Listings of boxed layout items

■ ■ ■ ■

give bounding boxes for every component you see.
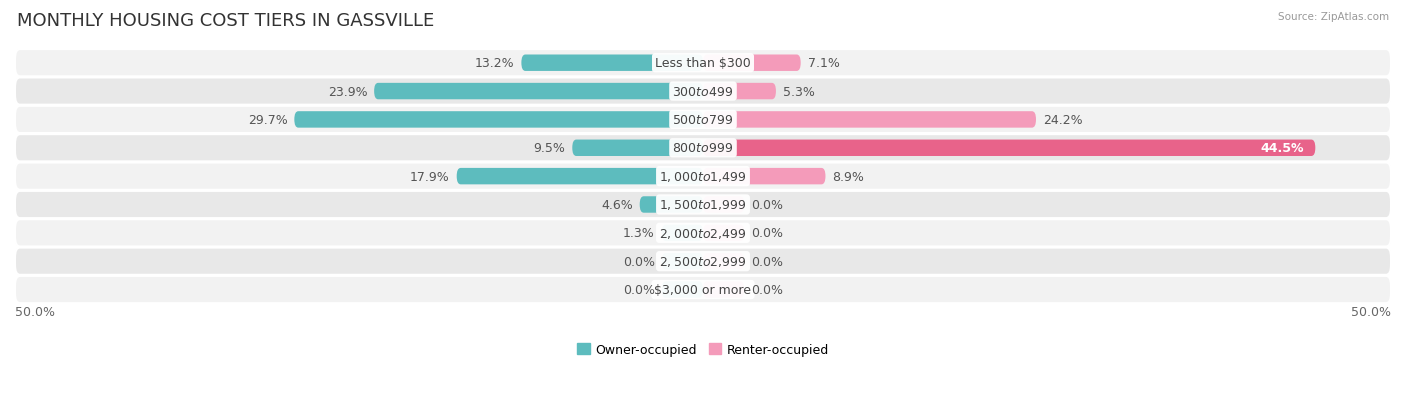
Text: 5.3%: 5.3% [783, 85, 814, 98]
Text: 44.5%: 44.5% [1261, 142, 1305, 155]
Text: 17.9%: 17.9% [411, 170, 450, 183]
Text: 23.9%: 23.9% [328, 85, 367, 98]
Text: 0.0%: 0.0% [751, 283, 783, 296]
Text: $500 to $799: $500 to $799 [672, 114, 734, 127]
FancyBboxPatch shape [703, 282, 744, 298]
FancyBboxPatch shape [703, 197, 744, 213]
FancyBboxPatch shape [15, 220, 1391, 247]
Text: 0.0%: 0.0% [751, 199, 783, 211]
FancyBboxPatch shape [15, 78, 1391, 105]
FancyBboxPatch shape [703, 253, 744, 270]
FancyBboxPatch shape [703, 84, 776, 100]
FancyBboxPatch shape [703, 169, 825, 185]
Text: 50.0%: 50.0% [1351, 305, 1391, 318]
Text: 1.3%: 1.3% [623, 227, 655, 240]
FancyBboxPatch shape [374, 84, 703, 100]
Text: $800 to $999: $800 to $999 [672, 142, 734, 155]
Text: $300 to $499: $300 to $499 [672, 85, 734, 98]
FancyBboxPatch shape [15, 163, 1391, 190]
FancyBboxPatch shape [457, 169, 703, 185]
FancyBboxPatch shape [662, 225, 703, 242]
Text: 8.9%: 8.9% [832, 170, 865, 183]
Text: 0.0%: 0.0% [751, 227, 783, 240]
Text: 4.6%: 4.6% [602, 199, 633, 211]
FancyBboxPatch shape [640, 197, 703, 213]
Text: $2,000 to $2,499: $2,000 to $2,499 [659, 226, 747, 240]
Text: 0.0%: 0.0% [751, 255, 783, 268]
Text: 50.0%: 50.0% [15, 305, 55, 318]
FancyBboxPatch shape [703, 55, 800, 72]
Text: 0.0%: 0.0% [623, 255, 655, 268]
Legend: Owner-occupied, Renter-occupied: Owner-occupied, Renter-occupied [578, 343, 828, 356]
Text: 0.0%: 0.0% [623, 283, 655, 296]
Text: $3,000 or more: $3,000 or more [655, 283, 751, 296]
Text: 9.5%: 9.5% [533, 142, 565, 155]
FancyBboxPatch shape [15, 248, 1391, 275]
Text: Less than $300: Less than $300 [655, 57, 751, 70]
Text: $2,500 to $2,999: $2,500 to $2,999 [659, 254, 747, 268]
Text: 24.2%: 24.2% [1043, 114, 1083, 127]
Text: 29.7%: 29.7% [247, 114, 287, 127]
Text: Source: ZipAtlas.com: Source: ZipAtlas.com [1278, 12, 1389, 22]
FancyBboxPatch shape [294, 112, 703, 128]
FancyBboxPatch shape [15, 107, 1391, 134]
Text: MONTHLY HOUSING COST TIERS IN GASSVILLE: MONTHLY HOUSING COST TIERS IN GASSVILLE [17, 12, 434, 30]
FancyBboxPatch shape [15, 50, 1391, 77]
FancyBboxPatch shape [703, 225, 744, 242]
FancyBboxPatch shape [522, 55, 703, 72]
FancyBboxPatch shape [703, 112, 1036, 128]
Text: $1,500 to $1,999: $1,500 to $1,999 [659, 198, 747, 212]
Text: 13.2%: 13.2% [475, 57, 515, 70]
FancyBboxPatch shape [15, 276, 1391, 304]
Text: 7.1%: 7.1% [807, 57, 839, 70]
FancyBboxPatch shape [15, 135, 1391, 162]
FancyBboxPatch shape [662, 282, 703, 298]
FancyBboxPatch shape [15, 191, 1391, 218]
FancyBboxPatch shape [662, 253, 703, 270]
FancyBboxPatch shape [703, 140, 1316, 157]
FancyBboxPatch shape [572, 140, 703, 157]
Text: $1,000 to $1,499: $1,000 to $1,499 [659, 170, 747, 184]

■ ■ ■ ■

** Exercise instructions **
Please copy every row above word for word, leaving out the pictures.

** Output for this exercise **
give bounding boxes for every component you see.
Text: 5.3%: 5.3% [783, 85, 814, 98]
Text: 44.5%: 44.5% [1261, 142, 1305, 155]
Text: 17.9%: 17.9% [411, 170, 450, 183]
Text: 23.9%: 23.9% [328, 85, 367, 98]
Text: 0.0%: 0.0% [751, 283, 783, 296]
Text: $500 to $799: $500 to $799 [672, 114, 734, 127]
FancyBboxPatch shape [703, 282, 744, 298]
FancyBboxPatch shape [703, 197, 744, 213]
FancyBboxPatch shape [15, 220, 1391, 247]
Text: 0.0%: 0.0% [751, 199, 783, 211]
FancyBboxPatch shape [15, 78, 1391, 105]
FancyBboxPatch shape [703, 253, 744, 270]
FancyBboxPatch shape [703, 84, 776, 100]
FancyBboxPatch shape [703, 169, 825, 185]
Text: 50.0%: 50.0% [1351, 305, 1391, 318]
Text: 1.3%: 1.3% [623, 227, 655, 240]
FancyBboxPatch shape [374, 84, 703, 100]
Text: $800 to $999: $800 to $999 [672, 142, 734, 155]
Text: $300 to $499: $300 to $499 [672, 85, 734, 98]
FancyBboxPatch shape [15, 163, 1391, 190]
FancyBboxPatch shape [457, 169, 703, 185]
FancyBboxPatch shape [662, 225, 703, 242]
Text: 8.9%: 8.9% [832, 170, 865, 183]
Text: 0.0%: 0.0% [751, 227, 783, 240]
Text: 4.6%: 4.6% [602, 199, 633, 211]
FancyBboxPatch shape [640, 197, 703, 213]
Text: $2,000 to $2,499: $2,000 to $2,499 [659, 226, 747, 240]
Text: 0.0%: 0.0% [751, 255, 783, 268]
Text: 50.0%: 50.0% [15, 305, 55, 318]
FancyBboxPatch shape [703, 55, 800, 72]
Text: 0.0%: 0.0% [623, 255, 655, 268]
Legend: Owner-occupied, Renter-occupied: Owner-occupied, Renter-occupied [578, 343, 828, 356]
Text: 0.0%: 0.0% [623, 283, 655, 296]
Text: $3,000 or more: $3,000 or more [655, 283, 751, 296]
Text: 9.5%: 9.5% [533, 142, 565, 155]
FancyBboxPatch shape [15, 248, 1391, 275]
Text: Less than $300: Less than $300 [655, 57, 751, 70]
Text: $2,500 to $2,999: $2,500 to $2,999 [659, 254, 747, 268]
Text: 24.2%: 24.2% [1043, 114, 1083, 127]
Text: 29.7%: 29.7% [247, 114, 287, 127]
Text: Source: ZipAtlas.com: Source: ZipAtlas.com [1278, 12, 1389, 22]
FancyBboxPatch shape [294, 112, 703, 128]
FancyBboxPatch shape [15, 107, 1391, 134]
Text: MONTHLY HOUSING COST TIERS IN GASSVILLE: MONTHLY HOUSING COST TIERS IN GASSVILLE [17, 12, 434, 30]
FancyBboxPatch shape [15, 50, 1391, 77]
FancyBboxPatch shape [703, 225, 744, 242]
FancyBboxPatch shape [522, 55, 703, 72]
FancyBboxPatch shape [703, 112, 1036, 128]
Text: $1,500 to $1,999: $1,500 to $1,999 [659, 198, 747, 212]
Text: 13.2%: 13.2% [475, 57, 515, 70]
FancyBboxPatch shape [15, 276, 1391, 304]
Text: 7.1%: 7.1% [807, 57, 839, 70]
FancyBboxPatch shape [15, 135, 1391, 162]
FancyBboxPatch shape [662, 282, 703, 298]
FancyBboxPatch shape [15, 191, 1391, 218]
FancyBboxPatch shape [662, 253, 703, 270]
FancyBboxPatch shape [703, 140, 1316, 157]
FancyBboxPatch shape [572, 140, 703, 157]
Text: $1,000 to $1,499: $1,000 to $1,499 [659, 170, 747, 184]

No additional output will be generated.